Exercise prompt:
Scan the material for "Wahlvorschlägen". Copy every line it appears in.
START Extracted information
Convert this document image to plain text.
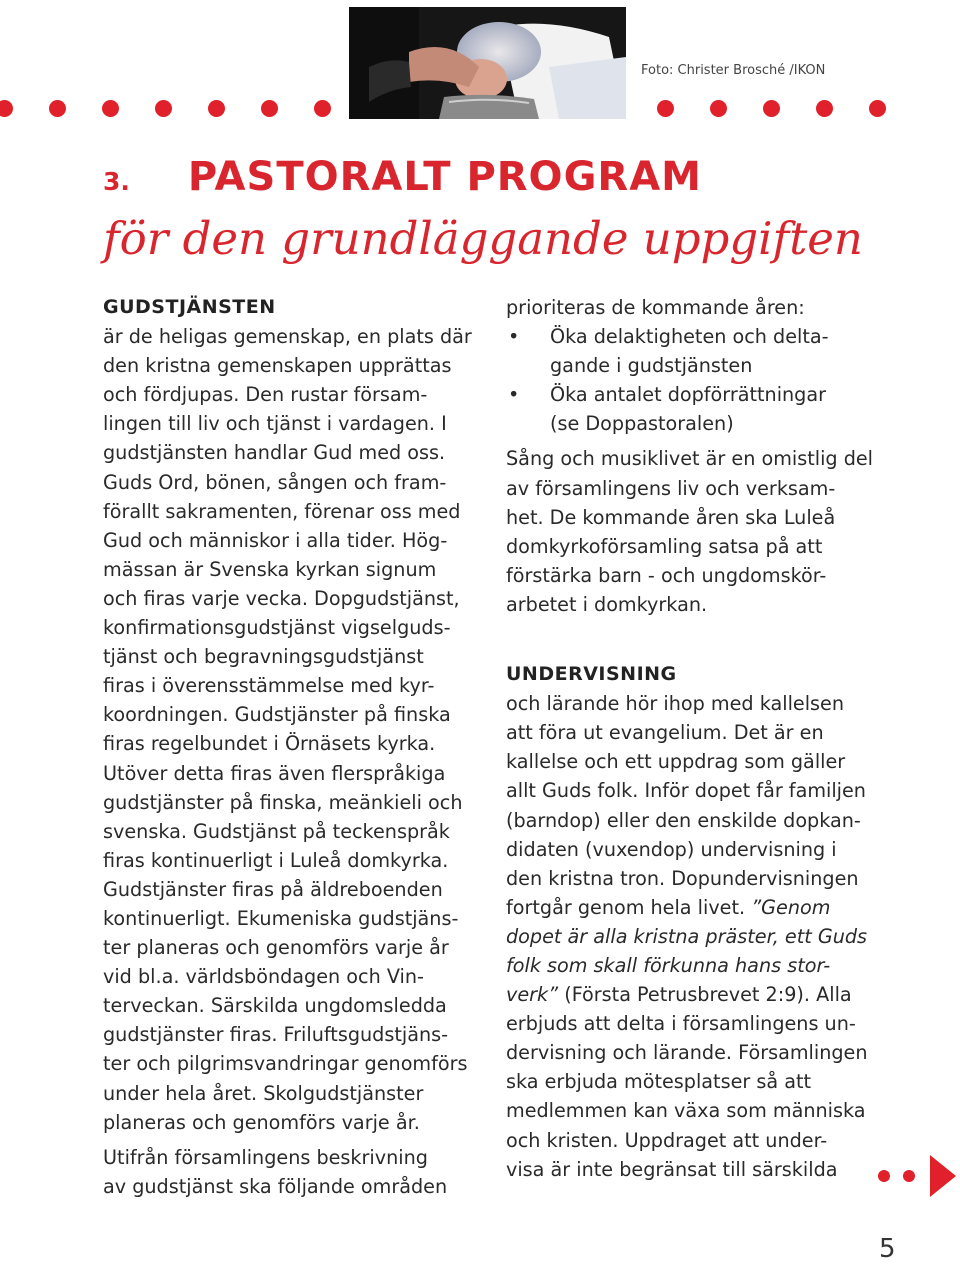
Foto: Christer Brosché /IKON
3. PASTORALT PROGRAM
för den grundläggande uppgiften

GUDSTJÄNSTEN

är de heligas gemenskap, en plats där

den kristna gemenskapen upprättas

och fördjupas. Den rustar försam-

lingen till liv och tjänst i vardagen. I

gudstjänsten handlar Gud med oss.

Guds Ord, bönen, sången och fram-

förallt sakramenten, förenar oss med

Gud och människor i alla tider. Hög-

mässan är Svenska kyrkan signum

och firas varje vecka. Dopgudstjänst,

konfirmationsgudstjänst vigselguds-

tjänst och begravningsgudstjänst

firas i överensstämmelse med kyr-

koordningen. Gudstjänster på finska

firas regelbundet i Örnäsets kyrka.

Utöver detta firas även flerspråkiga

gudstjänster på finska, meänkieli och

svenska. Gudstjänst på teckenspråk

firas kontinuerligt i Luleå domkyrka.

Gudstjänster firas på äldreboenden

kontinuerligt. Ekumeniska gudstjäns-

ter planeras och genomförs varje år

vid bl.a. världsböndagen och Vin-

terveckan. Särskilda ungdomsledda

gudstjänster firas. Friluftsgudstjäns-

ter och pilgrimsvandringar genomförs

under hela året. Skolgudstjänster

planeras och genomförs varje år.

Utifrån församlingens beskrivning

av gudstjänst ska följande områden

prioriteras de kommande åren:

• Öka delaktigheten och delta-

gande i gudstjänsten

• Öka antalet dopförrättningar

(se Doppastoralen)

Sång och musiklivet är en omistlig del

av församlingens liv och verksam-

het. De kommande åren ska Luleå

domkyrkoförsamling satsa på att

förstärka barn - och ungdomskör-

arbetet i domkyrkan.

UNDERVISNING

och lärande hör ihop med kallelsen

att föra ut evangelium. Det är en

kallelse och ett uppdrag som gäller

allt Guds folk. Inför dopet får familjen

(barndop) eller den enskilde dopkan-

didaten (vuxendop) undervisning i

den kristna tron. Dopundervisningen

fortgår genom hela livet. ”Genom

dopet är alla kristna präster, ett Guds

folk som skall förkunna hans stor-

verk” (Första Petrusbrevet 2:9). Alla

erbjuds att delta i församlingens un-

dervisning och lärande. Församlingen

ska erbjuda mötesplatser så att

medlemmen kan växa som människa

och kristen. Uppdraget att under-

visa är inte begränsat till särskilda

5
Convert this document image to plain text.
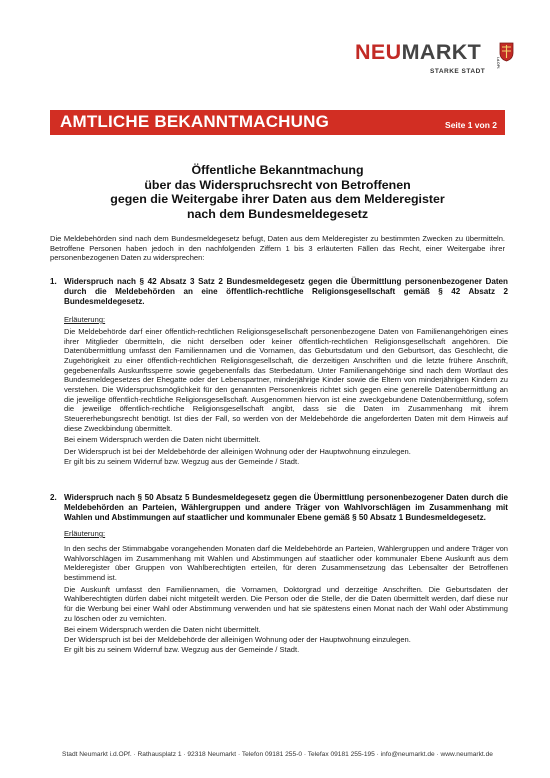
NEUMARKT	i.d.OPf.
STARKE STADT
AMTLICHE BEKANNTMACHUNG	Seite 1 von 2
Öffentliche Bekanntmachung
über das Widerspruchsrecht von Betroffenen
gegen die Weitergabe ihrer Daten aus dem Melderegister
nach dem Bundesmeldegesetz
Die Meldebehörden sind nach dem Bundesmeldegesetz befugt, Daten aus dem Melderegister zu bestimmten Zwecken zu übermitteln. Betroffene Personen haben jedoch in den nachfolgenden Ziffern 1 bis 3 erläuterten Fällen das Recht, einer Weitergabe ihrer personenbezogenen Daten zu widersprechen:
1. Widerspruch nach § 42 Absatz 3 Satz 2 Bundesmeldegesetz gegen die Übermittlung personenbezogener Daten durch die Meldebehörden an eine öffentlich-rechtliche Religionsgesellschaft gemäß § 42 Absatz 2 Bundesmeldegesetz.
Erläuterung:

Die Meldebehörde darf einer öffentlich-rechtlichen Religionsgesellschaft personenbezogene Daten von Familienangehörigen eines ihrer Mitglieder übermitteln, die nicht derselben oder keiner öffentlich-rechtlichen Religionsgesellschaft angehören. Die Datenübermittlung umfasst den Familiennamen und die Vornamen, das Geburtsdatum und den Geburtsort, das Geschlecht, die Zugehörigkeit zu einer öffentlich-rechtlichen Religionsgesellschaft, die derzeitigen Anschriften und die letzte frühere Anschrift, gegebenenfalls Auskunftssperre sowie gegebenenfalls das Sterbedatum. Unter Familienangehörige sind nach dem Wortlaut des Bundesmeldegesetzes der Ehegatte oder der Lebenspartner, minderjährige Kinder sowie die Eltern von minderjährigen Kindern zu verstehen. Die Widerspruchsmöglichkeit für den genannten Personenkreis richtet sich gegen eine generelle Datenübermittlung an die jeweilige öffentlich-rechtliche Religionsgesellschaft. Ausgenommen hiervon ist eine zweckgebundene Datenübermittlung, sofern die jeweilige öffentlich-rechtliche Religionsgesellschaft angibt, dass sie die Daten im Zusammenhang mit ihrem Steuererhebungsrecht benötigt. Ist dies der Fall, so werden von der Meldebehörde die angeforderten Daten mit dem Hinweis auf diese Zweckbindung übermittelt.

Bei einem Widerspruch werden die Daten nicht übermittelt.

Der Widerspruch ist bei der Meldebehörde der alleinigen Wohnung oder der Hauptwohnung einzulegen.
Er gilt bis zu seinem Widerruf bzw. Wegzug aus der Gemeinde / Stadt.

2. Widerspruch nach § 50 Absatz 5 Bundesmeldegesetz gegen die Übermittlung personenbezogener Daten durch die Meldebehörden an Parteien, Wählergruppen und andere Träger von Wahlvorschlägen im Zusammenhang mit Wahlen und Abstimmungen auf staatlicher und kommunaler Ebene gemäß § 50 Absatz 1 Bundesmeldegesetz.
Erläuterung:

In den sechs der Stimmabgabe vorangehenden Monaten darf die Meldebehörde an Parteien, Wählergruppen und andere Träger von Wahlvorschlägen im Zusammenhang mit Wahlen und Abstimmungen auf staatlicher oder kommunaler Ebene Auskunft aus dem Melderegister über Gruppen von Wahlberechtigten erteilen, für deren Zusammensetzung das Lebensalter der Betroffenen bestimmend ist.

Die Auskunft umfasst den Familiennamen, die Vornamen, Doktorgrad und derzeitige Anschriften. Die Geburtsdaten der Wahlberechtigten dürfen dabei nicht mitgeteilt werden. Die Person oder die Stelle, der die Daten übermittelt werden, darf diese nur für die Werbung bei einer Wahl oder Abstimmung verwenden und hat sie spätestens einen Monat nach der Wahl oder Abstimmung zu löschen oder zu vernichten.

Bei einem Widerspruch werden die Daten nicht übermittelt.
Der Widerspruch ist bei der Meldebehörde der alleinigen Wohnung oder der Hauptwohnung einzulegen.
Er gilt bis zu seinem Widerruf bzw. Wegzug aus der Gemeinde / Stadt.

Stadt Neumarkt i.d.OPf. · Rathausplatz 1 · 92318 Neumarkt · Telefon 09181 255-0 · Telefax 09181 255-195 · info@neumarkt.de · www.neumarkt.de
END Extracted information
Solved exercise:
2. Widerspruch nach § 50 Absatz 5 Bundesmeldegesetz gegen die Übermittlung personenbezogener Daten durch die Meldebehörden an Parteien, Wählergruppen und andere Träger von Wahlvorschlägen im Zusammenhang mit Wahlen und Abstimmungen auf staatlicher und kommunaler Ebene gemäß § 50 Absatz 1 Bundesmeldegesetz.
In den sechs der Stimmabgabe vorangehenden Monaten darf die Meldebehörde an Parteien, Wählergruppen und andere Träger von Wahlvorschlägen im Zusammenhang mit Wahlen und Abstimmungen auf staatlicher oder kommunaler Ebene Auskunft aus dem Melderegister über Gruppen von Wahlberechtigten erteilen, für deren Zusammensetzung das Lebensalter der Betroffenen bestimmend ist.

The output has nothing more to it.